Directive:
Pull every line that holds the word "Bishan" from the entries.

Information shown:

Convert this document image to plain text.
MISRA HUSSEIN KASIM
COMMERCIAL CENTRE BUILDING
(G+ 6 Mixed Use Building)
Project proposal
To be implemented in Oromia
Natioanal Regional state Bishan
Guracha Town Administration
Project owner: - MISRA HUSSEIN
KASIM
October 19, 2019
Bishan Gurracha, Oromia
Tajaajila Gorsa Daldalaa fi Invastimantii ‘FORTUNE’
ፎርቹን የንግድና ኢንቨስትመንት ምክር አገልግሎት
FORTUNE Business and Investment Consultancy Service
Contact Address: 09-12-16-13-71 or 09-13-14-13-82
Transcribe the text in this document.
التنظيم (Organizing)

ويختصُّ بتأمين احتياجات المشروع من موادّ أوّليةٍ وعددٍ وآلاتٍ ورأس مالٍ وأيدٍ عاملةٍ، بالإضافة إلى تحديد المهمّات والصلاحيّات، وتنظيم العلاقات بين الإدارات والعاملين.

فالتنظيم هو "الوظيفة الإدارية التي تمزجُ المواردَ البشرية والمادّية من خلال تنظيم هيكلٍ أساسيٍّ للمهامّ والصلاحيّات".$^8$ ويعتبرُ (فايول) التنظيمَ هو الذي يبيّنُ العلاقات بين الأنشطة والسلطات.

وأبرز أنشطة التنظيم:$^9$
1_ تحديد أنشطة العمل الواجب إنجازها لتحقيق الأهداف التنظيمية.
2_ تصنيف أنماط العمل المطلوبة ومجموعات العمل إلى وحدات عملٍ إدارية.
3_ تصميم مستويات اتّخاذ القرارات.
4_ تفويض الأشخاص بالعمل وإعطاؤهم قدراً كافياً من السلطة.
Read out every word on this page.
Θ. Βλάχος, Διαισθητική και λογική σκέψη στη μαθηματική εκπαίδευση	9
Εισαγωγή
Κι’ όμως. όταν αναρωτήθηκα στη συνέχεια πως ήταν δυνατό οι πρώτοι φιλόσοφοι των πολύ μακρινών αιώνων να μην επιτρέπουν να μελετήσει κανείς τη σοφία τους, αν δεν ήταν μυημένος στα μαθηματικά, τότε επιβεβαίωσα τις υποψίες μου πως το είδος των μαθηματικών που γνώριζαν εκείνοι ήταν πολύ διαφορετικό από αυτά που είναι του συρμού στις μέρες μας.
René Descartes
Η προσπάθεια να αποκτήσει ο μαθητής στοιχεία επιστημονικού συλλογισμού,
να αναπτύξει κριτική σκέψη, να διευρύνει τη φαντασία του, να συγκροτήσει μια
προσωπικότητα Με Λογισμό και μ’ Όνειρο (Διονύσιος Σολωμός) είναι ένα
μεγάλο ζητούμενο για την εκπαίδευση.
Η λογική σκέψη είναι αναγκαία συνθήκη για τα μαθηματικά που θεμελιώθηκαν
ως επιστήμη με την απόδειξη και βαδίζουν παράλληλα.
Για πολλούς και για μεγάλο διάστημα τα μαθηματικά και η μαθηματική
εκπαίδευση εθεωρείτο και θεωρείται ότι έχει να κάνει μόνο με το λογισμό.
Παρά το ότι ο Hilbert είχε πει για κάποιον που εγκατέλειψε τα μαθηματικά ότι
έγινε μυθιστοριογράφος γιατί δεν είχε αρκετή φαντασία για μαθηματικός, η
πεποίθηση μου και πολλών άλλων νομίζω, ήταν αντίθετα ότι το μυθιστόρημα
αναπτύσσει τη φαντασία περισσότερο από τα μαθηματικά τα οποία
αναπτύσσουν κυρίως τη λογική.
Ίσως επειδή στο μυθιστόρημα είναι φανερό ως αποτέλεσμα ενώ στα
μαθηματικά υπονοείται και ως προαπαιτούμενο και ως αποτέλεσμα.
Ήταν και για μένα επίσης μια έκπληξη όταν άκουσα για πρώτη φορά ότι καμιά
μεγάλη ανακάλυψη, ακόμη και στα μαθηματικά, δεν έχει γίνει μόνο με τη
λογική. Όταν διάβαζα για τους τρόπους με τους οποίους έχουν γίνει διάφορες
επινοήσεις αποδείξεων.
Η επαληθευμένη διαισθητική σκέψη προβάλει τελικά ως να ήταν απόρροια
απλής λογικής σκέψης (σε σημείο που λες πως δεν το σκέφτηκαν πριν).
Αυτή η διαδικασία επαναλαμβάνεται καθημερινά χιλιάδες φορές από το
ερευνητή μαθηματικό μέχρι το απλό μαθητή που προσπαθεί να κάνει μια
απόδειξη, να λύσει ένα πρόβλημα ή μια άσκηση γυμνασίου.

Task response:
Natioanal Regional state Bishan
Bishan Gurracha, Oromia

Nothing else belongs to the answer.